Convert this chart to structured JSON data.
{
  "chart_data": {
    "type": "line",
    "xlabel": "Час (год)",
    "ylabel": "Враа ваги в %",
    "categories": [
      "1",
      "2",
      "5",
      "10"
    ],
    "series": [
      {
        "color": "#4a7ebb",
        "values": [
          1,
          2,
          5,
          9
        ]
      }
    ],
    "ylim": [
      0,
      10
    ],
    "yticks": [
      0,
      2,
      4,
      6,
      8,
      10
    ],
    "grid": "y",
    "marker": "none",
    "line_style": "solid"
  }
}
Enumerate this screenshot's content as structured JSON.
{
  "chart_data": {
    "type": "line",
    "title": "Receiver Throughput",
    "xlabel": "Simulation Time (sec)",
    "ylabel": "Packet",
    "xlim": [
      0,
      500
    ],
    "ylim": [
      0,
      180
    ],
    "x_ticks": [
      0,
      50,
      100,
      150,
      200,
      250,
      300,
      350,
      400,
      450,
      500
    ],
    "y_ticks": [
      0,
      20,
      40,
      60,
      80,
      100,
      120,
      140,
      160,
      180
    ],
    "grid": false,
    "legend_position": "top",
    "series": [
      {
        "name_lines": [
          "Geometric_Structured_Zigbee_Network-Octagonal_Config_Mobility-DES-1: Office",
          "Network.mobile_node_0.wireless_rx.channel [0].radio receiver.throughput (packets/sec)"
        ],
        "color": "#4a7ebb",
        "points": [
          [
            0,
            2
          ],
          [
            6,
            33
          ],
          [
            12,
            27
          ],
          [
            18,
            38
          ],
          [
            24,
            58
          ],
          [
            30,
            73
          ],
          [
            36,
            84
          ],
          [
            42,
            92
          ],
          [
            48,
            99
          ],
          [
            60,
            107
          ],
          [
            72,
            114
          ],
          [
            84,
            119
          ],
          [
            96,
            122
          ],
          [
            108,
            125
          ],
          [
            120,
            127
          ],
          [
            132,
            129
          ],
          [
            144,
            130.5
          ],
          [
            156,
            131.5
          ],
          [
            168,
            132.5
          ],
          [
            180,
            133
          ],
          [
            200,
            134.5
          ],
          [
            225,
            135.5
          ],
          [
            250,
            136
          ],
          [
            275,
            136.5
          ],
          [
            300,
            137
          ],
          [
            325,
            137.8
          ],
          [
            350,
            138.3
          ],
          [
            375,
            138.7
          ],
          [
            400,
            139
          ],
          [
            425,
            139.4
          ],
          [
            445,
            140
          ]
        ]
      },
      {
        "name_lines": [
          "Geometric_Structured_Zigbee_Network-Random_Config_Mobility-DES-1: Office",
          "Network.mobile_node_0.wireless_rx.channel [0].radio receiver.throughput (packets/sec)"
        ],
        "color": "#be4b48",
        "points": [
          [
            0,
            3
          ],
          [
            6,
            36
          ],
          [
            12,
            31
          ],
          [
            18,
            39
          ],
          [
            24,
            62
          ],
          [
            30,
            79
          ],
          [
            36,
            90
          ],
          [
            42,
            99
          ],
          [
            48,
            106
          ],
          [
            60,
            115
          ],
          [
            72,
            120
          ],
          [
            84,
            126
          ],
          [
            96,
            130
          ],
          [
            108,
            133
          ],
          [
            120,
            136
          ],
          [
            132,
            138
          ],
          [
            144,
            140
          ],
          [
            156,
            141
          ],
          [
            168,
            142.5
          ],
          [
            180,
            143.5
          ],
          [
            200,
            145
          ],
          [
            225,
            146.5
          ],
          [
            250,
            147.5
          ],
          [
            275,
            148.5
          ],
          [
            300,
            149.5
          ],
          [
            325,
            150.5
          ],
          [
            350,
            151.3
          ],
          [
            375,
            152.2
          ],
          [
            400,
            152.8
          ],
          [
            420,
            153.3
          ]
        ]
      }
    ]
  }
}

##############################

Exercise objective:
Write out the data exactly as it stands.

Response to the task:
Convert this chart to structured JSON data.
{
  "chart_data": {
    "type": "line",
    "xlabel": "Час (год)",
    "ylabel": "Враа ваги в %",
    "categories": [
      "1",
      "2",
      "5",
      "10"
    ],
    "series": [
      {
        "color": "#4a7ebb",
        "values": [
          1,
          2,
          5,
          9
        ]
      }
    ],
    "ylim": [
      0,
      10
    ],
    "yticks": [
      0,
      2,
      4,
      6,
      8,
      10
    ],
    "grid": "y",
    "marker": "none",
    "line_style": "solid"
  }
}
Enumerate this screenshot's content as structured JSON.
{
  "chart_data": {
    "type": "line",
    "title": "Receiver Throughput",
    "xlabel": "Simulation Time (sec)",
    "ylabel": "Packet",
    "xlim": [
      0,
      500
    ],
    "ylim": [
      0,
      180
    ],
    "x_ticks": [
      0,
      50,
      100,
      150,
      200,
      250,
      300,
      350,
      400,
      450,
      500
    ],
    "y_ticks": [
      0,
      20,
      40,
      60,
      80,
      100,
      120,
      140,
      160,
      180
    ],
    "grid": false,
    "legend_position": "top",
    "series": [
      {
        "name_lines": [
          "Geometric_Structured_Zigbee_Network-Octagonal_Config_Mobility-DES-1: Office",
          "Network.mobile_node_0.wireless_rx.channel [0].radio receiver.throughput (packets/sec)"
        ],
        "color": "#4a7ebb",
        "points": [
          [
            0,
            2
          ],
          [
            6,
            33
          ],
          [
            12,
            27
          ],
          [
            18,
            38
          ],
          [
            24,
            58
          ],
          [
            30,
            73
          ],
          [
            36,
            84
          ],
          [
            42,
            92
          ],
          [
            48,
            99
          ],
          [
            60,
            107
          ],
          [
            72,
            114
          ],
          [
            84,
            119
          ],
          [
            96,
            122
          ],
          [
            108,
            125
          ],
          [
            120,
            127
          ],
          [
            132,
            129
          ],
          [
            144,
            130.5
          ],
          [
            156,
            131.5
          ],
          [
            168,
            132.5
          ],
          [
            180,
            133
          ],
          [
            200,
            134.5
          ],
          [
            225,
            135.5
          ],
          [
            250,
            136
          ],
          [
            275,
            136.5
          ],
          [
            300,
            137
          ],
          [
            325,
            137.8
          ],
          [
            350,
            138.3
          ],
          [
            375,
            138.7
          ],
          [
            400,
            139
          ],
          [
            425,
            139.4
          ],
          [
            445,
            140
          ]
        ]
      },
      {
        "name_lines": [
          "Geometric_Structured_Zigbee_Network-Random_Config_Mobility-DES-1: Office",
          "Network.mobile_node_0.wireless_rx.channel [0].radio receiver.throughput (packets/sec)"
        ],
        "color": "#be4b48",
        "points": [
          [
            0,
            3
          ],
          [
            6,
            36
          ],
          [
            12,
            31
          ],
          [
            18,
            39
          ],
          [
            24,
            62
          ],
          [
            30,
            79
          ],
          [
            36,
            90
          ],
          [
            42,
            99
          ],
          [
            48,
            106
          ],
          [
            60,
            115
          ],
          [
            72,
            120
          ],
          [
            84,
            126
          ],
          [
            96,
            130
          ],
          [
            108,
            133
          ],
          [
            120,
            136
          ],
          [
            132,
            138
          ],
          [
            144,
            140
          ],
          [
            156,
            141
          ],
          [
            168,
            142.5
          ],
          [
            180,
            143.5
          ],
          [
            200,
            145
          ],
          [
            225,
            146.5
          ],
          [
            250,
            147.5
          ],
          [
            275,
            148.5
          ],
          [
            300,
            149.5
          ],
          [
            325,
            150.5
          ],
          [
            350,
            151.3
          ],
          [
            375,
            152.2
          ],
          [
            400,
            152.8
          ],
          [
            420,
            153.3
          ]
        ]
      }
    ]
  }
}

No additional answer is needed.